» YOUR TASK: Copy every record below exactly.

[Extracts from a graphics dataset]
....

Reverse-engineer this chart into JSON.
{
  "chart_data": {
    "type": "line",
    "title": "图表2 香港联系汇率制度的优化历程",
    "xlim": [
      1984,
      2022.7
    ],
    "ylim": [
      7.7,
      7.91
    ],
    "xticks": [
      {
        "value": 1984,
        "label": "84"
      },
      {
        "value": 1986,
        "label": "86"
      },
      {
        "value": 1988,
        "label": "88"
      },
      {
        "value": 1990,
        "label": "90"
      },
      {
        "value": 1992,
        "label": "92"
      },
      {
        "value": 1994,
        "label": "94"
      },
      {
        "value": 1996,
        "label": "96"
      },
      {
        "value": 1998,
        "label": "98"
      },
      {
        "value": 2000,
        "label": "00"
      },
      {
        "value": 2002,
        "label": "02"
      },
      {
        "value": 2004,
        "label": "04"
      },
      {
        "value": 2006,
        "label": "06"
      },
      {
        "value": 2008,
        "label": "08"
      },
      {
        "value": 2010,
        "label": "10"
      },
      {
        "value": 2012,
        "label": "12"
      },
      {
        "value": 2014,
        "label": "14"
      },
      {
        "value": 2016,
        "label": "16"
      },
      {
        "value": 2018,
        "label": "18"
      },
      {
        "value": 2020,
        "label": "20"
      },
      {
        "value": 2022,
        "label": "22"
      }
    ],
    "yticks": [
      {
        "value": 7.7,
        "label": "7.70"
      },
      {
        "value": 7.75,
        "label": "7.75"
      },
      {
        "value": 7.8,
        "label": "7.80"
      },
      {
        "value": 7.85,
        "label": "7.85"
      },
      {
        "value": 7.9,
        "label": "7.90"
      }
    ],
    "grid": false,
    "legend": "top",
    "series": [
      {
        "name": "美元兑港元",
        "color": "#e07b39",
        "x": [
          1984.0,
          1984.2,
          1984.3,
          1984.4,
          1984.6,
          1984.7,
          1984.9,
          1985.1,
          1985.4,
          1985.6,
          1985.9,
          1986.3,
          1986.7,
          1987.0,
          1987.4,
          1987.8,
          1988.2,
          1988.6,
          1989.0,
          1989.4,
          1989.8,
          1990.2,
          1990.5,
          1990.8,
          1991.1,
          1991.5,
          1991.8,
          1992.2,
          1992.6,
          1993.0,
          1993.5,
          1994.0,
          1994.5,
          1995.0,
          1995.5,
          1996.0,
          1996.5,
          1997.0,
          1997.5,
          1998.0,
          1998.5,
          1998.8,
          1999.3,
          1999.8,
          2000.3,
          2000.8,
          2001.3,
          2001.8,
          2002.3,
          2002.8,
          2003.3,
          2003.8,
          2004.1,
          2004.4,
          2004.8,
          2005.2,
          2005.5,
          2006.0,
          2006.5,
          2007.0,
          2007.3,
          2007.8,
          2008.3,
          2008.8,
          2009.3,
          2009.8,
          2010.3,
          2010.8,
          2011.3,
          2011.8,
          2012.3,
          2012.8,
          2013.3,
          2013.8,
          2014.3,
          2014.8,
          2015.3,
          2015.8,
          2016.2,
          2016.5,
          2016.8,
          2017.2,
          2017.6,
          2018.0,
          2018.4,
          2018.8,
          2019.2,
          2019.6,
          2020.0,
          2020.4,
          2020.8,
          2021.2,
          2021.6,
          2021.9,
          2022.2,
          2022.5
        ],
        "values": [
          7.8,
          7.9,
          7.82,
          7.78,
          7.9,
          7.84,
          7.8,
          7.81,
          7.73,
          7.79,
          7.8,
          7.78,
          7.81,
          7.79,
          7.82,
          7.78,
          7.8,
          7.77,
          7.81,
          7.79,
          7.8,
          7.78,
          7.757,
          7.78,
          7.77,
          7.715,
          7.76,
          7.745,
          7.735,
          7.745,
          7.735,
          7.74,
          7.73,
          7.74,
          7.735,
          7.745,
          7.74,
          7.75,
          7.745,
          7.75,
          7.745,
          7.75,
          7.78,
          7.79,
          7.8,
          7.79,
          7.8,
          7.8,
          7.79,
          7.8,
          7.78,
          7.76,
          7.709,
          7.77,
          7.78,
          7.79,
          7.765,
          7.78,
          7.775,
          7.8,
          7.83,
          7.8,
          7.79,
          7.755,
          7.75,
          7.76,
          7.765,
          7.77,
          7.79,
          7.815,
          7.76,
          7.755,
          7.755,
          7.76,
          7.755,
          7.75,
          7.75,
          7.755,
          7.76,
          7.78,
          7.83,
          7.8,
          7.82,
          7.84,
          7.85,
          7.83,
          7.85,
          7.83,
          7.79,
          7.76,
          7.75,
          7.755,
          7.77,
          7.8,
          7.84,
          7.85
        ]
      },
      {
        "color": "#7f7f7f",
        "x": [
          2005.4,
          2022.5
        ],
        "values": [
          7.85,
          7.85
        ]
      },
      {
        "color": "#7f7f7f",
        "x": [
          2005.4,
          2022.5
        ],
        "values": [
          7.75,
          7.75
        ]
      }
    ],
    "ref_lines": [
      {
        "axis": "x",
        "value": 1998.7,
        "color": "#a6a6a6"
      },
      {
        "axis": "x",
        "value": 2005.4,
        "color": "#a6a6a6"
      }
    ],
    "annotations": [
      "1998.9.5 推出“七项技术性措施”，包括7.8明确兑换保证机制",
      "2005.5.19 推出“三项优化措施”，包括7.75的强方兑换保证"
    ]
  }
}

....

» TASK RESULT:
Reverse-engineer this chart into JSON.
{
  "chart_data": {
    "type": "line",
    "title": "图表2 香港联系汇率制度的优化历程",
    "xlim": [
      1984,
      2022.7
    ],
    "ylim": [
      7.7,
      7.91
    ],
    "xticks": [
      {
        "value": 1984,
        "label": "84"
      },
      {
        "value": 1986,
        "label": "86"
      },
      {
        "value": 1988,
        "label": "88"
      },
      {
        "value": 1990,
        "label": "90"
      },
      {
        "value": 1992,
        "label": "92"
      },
      {
        "value": 1994,
        "label": "94"
      },
      {
        "value": 1996,
        "label": "96"
      },
      {
        "value": 1998,
        "label": "98"
      },
      {
        "value": 2000,
        "label": "00"
      },
      {
        "value": 2002,
        "label": "02"
      },
      {
        "value": 2004,
        "label": "04"
      },
      {
        "value": 2006,
        "label": "06"
      },
      {
        "value": 2008,
        "label": "08"
      },
      {
        "value": 2010,
        "label": "10"
      },
      {
        "value": 2012,
        "label": "12"
      },
      {
        "value": 2014,
        "label": "14"
      },
      {
        "value": 2016,
        "label": "16"
      },
      {
        "value": 2018,
        "label": "18"
      },
      {
        "value": 2020,
        "label": "20"
      },
      {
        "value": 2022,
        "label": "22"
      }
    ],
    "yticks": [
      {
        "value": 7.7,
        "label": "7.70"
      },
      {
        "value": 7.75,
        "label": "7.75"
      },
      {
        "value": 7.8,
        "label": "7.80"
      },
      {
        "value": 7.85,
        "label": "7.85"
      },
      {
        "value": 7.9,
        "label": "7.90"
      }
    ],
    "grid": false,
    "legend": "top",
    "series": [
      {
        "name": "美元兑港元",
        "color": "#e07b39",
        "x": [
          1984.0,
          1984.2,
          1984.3,
          1984.4,
          1984.6,
          1984.7,
          1984.9,
          1985.1,
          1985.4,
          1985.6,
          1985.9,
          1986.3,
          1986.7,
          1987.0,
          1987.4,
          1987.8,
          1988.2,
          1988.6,
          1989.0,
          1989.4,
          1989.8,
          1990.2,
          1990.5,
          1990.8,
          1991.1,
          1991.5,
          1991.8,
          1992.2,
          1992.6,
          1993.0,
          1993.5,
          1994.0,
          1994.5,
          1995.0,
          1995.5,
          1996.0,
          1996.5,
          1997.0,
          1997.5,
          1998.0,
          1998.5,
          1998.8,
          1999.3,
          1999.8,
          2000.3,
          2000.8,
          2001.3,
          2001.8,
          2002.3,
          2002.8,
          2003.3,
          2003.8,
          2004.1,
          2004.4,
          2004.8,
          2005.2,
          2005.5,
          2006.0,
          2006.5,
          2007.0,
          2007.3,
          2007.8,
          2008.3,
          2008.8,
          2009.3,
          2009.8,
          2010.3,
          2010.8,
          2011.3,
          2011.8,
          2012.3,
          2012.8,
          2013.3,
          2013.8,
          2014.3,
          2014.8,
          2015.3,
          2015.8,
          2016.2,
          2016.5,
          2016.8,
          2017.2,
          2017.6,
          2018.0,
          2018.4,
          2018.8,
          2019.2,
          2019.6,
          2020.0,
          2020.4,
          2020.8,
          2021.2,
          2021.6,
          2021.9,
          2022.2,
          2022.5
        ],
        "values": [
          7.8,
          7.9,
          7.82,
          7.78,
          7.9,
          7.84,
          7.8,
          7.81,
          7.73,
          7.79,
          7.8,
          7.78,
          7.81,
          7.79,
          7.82,
          7.78,
          7.8,
          7.77,
          7.81,
          7.79,
          7.8,
          7.78,
          7.757,
          7.78,
          7.77,
          7.715,
          7.76,
          7.745,
          7.735,
          7.745,
          7.735,
          7.74,
          7.73,
          7.74,
          7.735,
          7.745,
          7.74,
          7.75,
          7.745,
          7.75,
          7.745,
          7.75,
          7.78,
          7.79,
          7.8,
          7.79,
          7.8,
          7.8,
          7.79,
          7.8,
          7.78,
          7.76,
          7.709,
          7.77,
          7.78,
          7.79,
          7.765,
          7.78,
          7.775,
          7.8,
          7.83,
          7.8,
          7.79,
          7.755,
          7.75,
          7.76,
          7.765,
          7.77,
          7.79,
          7.815,
          7.76,
          7.755,
          7.755,
          7.76,
          7.755,
          7.75,
          7.75,
          7.755,
          7.76,
          7.78,
          7.83,
          7.8,
          7.82,
          7.84,
          7.85,
          7.83,
          7.85,
          7.83,
          7.79,
          7.76,
          7.75,
          7.755,
          7.77,
          7.8,
          7.84,
          7.85
        ]
      },
      {
        "color": "#7f7f7f",
        "x": [
          2005.4,
          2022.5
        ],
        "values": [
          7.85,
          7.85
        ]
      },
      {
        "color": "#7f7f7f",
        "x": [
          2005.4,
          2022.5
        ],
        "values": [
          7.75,
          7.75
        ]
      }
    ],
    "ref_lines": [
      {
        "axis": "x",
        "value": 1998.7,
        "color": "#a6a6a6"
      },
      {
        "axis": "x",
        "value": 2005.4,
        "color": "#a6a6a6"
      }
    ],
    "annotations": [
      "1998.9.5 推出“七项技术性措施”，包括7.8明确兑换保证机制",
      "2005.5.19 推出“三项优化措施”，包括7.75的强方兑换保证"
    ]
  }
}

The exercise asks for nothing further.